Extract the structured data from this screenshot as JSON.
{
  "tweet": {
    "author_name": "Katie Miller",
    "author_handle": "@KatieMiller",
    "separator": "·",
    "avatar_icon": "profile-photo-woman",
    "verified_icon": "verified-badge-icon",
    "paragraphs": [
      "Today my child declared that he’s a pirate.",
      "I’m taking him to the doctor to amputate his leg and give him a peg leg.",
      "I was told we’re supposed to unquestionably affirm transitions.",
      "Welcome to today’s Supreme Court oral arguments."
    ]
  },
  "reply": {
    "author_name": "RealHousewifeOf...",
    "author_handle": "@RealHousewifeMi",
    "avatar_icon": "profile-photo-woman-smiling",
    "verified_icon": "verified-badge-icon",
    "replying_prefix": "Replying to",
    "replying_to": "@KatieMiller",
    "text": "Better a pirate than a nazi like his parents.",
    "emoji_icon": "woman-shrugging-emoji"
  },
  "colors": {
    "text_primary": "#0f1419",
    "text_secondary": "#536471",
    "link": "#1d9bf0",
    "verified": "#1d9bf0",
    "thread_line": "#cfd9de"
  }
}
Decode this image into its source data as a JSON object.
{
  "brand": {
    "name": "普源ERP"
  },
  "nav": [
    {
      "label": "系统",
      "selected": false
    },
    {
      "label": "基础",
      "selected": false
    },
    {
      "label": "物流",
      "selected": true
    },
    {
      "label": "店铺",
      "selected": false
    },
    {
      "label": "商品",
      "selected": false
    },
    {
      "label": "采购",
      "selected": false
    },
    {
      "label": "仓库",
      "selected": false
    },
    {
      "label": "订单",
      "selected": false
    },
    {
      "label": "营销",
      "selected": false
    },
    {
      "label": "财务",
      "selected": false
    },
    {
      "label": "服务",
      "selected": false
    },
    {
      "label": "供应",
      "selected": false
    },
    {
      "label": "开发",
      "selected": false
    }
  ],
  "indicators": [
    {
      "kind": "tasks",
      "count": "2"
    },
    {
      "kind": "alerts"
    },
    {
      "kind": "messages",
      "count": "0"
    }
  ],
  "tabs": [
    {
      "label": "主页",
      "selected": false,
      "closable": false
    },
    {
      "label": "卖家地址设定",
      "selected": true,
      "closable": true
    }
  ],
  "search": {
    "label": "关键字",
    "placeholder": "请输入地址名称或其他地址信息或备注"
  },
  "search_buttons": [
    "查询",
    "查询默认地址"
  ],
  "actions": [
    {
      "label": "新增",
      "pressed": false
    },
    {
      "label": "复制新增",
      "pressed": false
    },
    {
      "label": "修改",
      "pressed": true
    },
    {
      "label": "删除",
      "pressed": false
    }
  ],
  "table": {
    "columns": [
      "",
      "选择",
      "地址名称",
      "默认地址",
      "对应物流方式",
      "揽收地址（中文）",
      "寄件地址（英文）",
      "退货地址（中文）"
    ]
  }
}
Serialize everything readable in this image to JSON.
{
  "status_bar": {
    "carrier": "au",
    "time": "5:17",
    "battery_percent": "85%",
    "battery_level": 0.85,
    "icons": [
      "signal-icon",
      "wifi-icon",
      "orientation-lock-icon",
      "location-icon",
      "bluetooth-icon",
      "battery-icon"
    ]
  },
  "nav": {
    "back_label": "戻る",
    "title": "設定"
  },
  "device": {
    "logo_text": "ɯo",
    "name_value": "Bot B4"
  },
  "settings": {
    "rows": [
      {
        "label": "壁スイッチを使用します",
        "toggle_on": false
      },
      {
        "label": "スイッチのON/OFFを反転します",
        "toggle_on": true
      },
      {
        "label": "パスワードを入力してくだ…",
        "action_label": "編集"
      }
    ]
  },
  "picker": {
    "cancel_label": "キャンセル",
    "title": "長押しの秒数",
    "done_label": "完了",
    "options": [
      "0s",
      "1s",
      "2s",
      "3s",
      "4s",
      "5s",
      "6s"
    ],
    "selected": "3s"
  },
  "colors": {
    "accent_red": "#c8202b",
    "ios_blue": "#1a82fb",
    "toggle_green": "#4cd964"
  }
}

Problem to work on. Repeat the material from above exactly, word for word.

Response for this exercise.
Extract the structured data from this screenshot as JSON.
{
  "tweet": {
    "author_name": "Katie Miller",
    "author_handle": "@KatieMiller",
    "separator": "·",
    "avatar_icon": "profile-photo-woman",
    "verified_icon": "verified-badge-icon",
    "paragraphs": [
      "Today my child declared that he’s a pirate.",
      "I’m taking him to the doctor to amputate his leg and give him a peg leg.",
      "I was told we’re supposed to unquestionably affirm transitions.",
      "Welcome to today’s Supreme Court oral arguments."
    ]
  },
  "reply": {
    "author_name": "RealHousewifeOf...",
    "author_handle": "@RealHousewifeMi",
    "avatar_icon": "profile-photo-woman-smiling",
    "verified_icon": "verified-badge-icon",
    "replying_prefix": "Replying to",
    "replying_to": "@KatieMiller",
    "text": "Better a pirate than a nazi like his parents.",
    "emoji_icon": "woman-shrugging-emoji"
  },
  "colors": {
    "text_primary": "#0f1419",
    "text_secondary": "#536471",
    "link": "#1d9bf0",
    "verified": "#1d9bf0",
    "thread_line": "#cfd9de"
  }
}
Decode this image into its source data as a JSON object.
{
  "brand": {
    "name": "普源ERP"
  },
  "nav": [
    {
      "label": "系统",
      "selected": false
    },
    {
      "label": "基础",
      "selected": false
    },
    {
      "label": "物流",
      "selected": true
    },
    {
      "label": "店铺",
      "selected": false
    },
    {
      "label": "商品",
      "selected": false
    },
    {
      "label": "采购",
      "selected": false
    },
    {
      "label": "仓库",
      "selected": false
    },
    {
      "label": "订单",
      "selected": false
    },
    {
      "label": "营销",
      "selected": false
    },
    {
      "label": "财务",
      "selected": false
    },
    {
      "label": "服务",
      "selected": false
    },
    {
      "label": "供应",
      "selected": false
    },
    {
      "label": "开发",
      "selected": false
    }
  ],
  "indicators": [
    {
      "kind": "tasks",
      "count": "2"
    },
    {
      "kind": "alerts"
    },
    {
      "kind": "messages",
      "count": "0"
    }
  ],
  "tabs": [
    {
      "label": "主页",
      "selected": false,
      "closable": false
    },
    {
      "label": "卖家地址设定",
      "selected": true,
      "closable": true
    }
  ],
  "search": {
    "label": "关键字",
    "placeholder": "请输入地址名称或其他地址信息或备注"
  },
  "search_buttons": [
    "查询",
    "查询默认地址"
  ],
  "actions": [
    {
      "label": "新增",
      "pressed": false
    },
    {
      "label": "复制新增",
      "pressed": false
    },
    {
      "label": "修改",
      "pressed": true
    },
    {
      "label": "删除",
      "pressed": false
    }
  ],
  "table": {
    "columns": [
      "",
      "选择",
      "地址名称",
      "默认地址",
      "对应物流方式",
      "揽收地址（中文）",
      "寄件地址（英文）",
      "退货地址（中文）"
    ]
  }
}
Serialize everything readable in this image to JSON.
{
  "status_bar": {
    "carrier": "au",
    "time": "5:17",
    "battery_percent": "85%",
    "battery_level": 0.85,
    "icons": [
      "signal-icon",
      "wifi-icon",
      "orientation-lock-icon",
      "location-icon",
      "bluetooth-icon",
      "battery-icon"
    ]
  },
  "nav": {
    "back_label": "戻る",
    "title": "設定"
  },
  "device": {
    "logo_text": "ɯo",
    "name_value": "Bot B4"
  },
  "settings": {
    "rows": [
      {
        "label": "壁スイッチを使用します",
        "toggle_on": false
      },
      {
        "label": "スイッチのON/OFFを反転します",
        "toggle_on": true
      },
      {
        "label": "パスワードを入力してくだ…",
        "action_label": "編集"
      }
    ]
  },
  "picker": {
    "cancel_label": "キャンセル",
    "title": "長押しの秒数",
    "done_label": "完了",
    "options": [
      "0s",
      "1s",
      "2s",
      "3s",
      "4s",
      "5s",
      "6s"
    ],
    "selected": "3s"
  },
  "colors": {
    "accent_red": "#c8202b",
    "ios_blue": "#1a82fb",
    "toggle_green": "#4cd964"
  }
}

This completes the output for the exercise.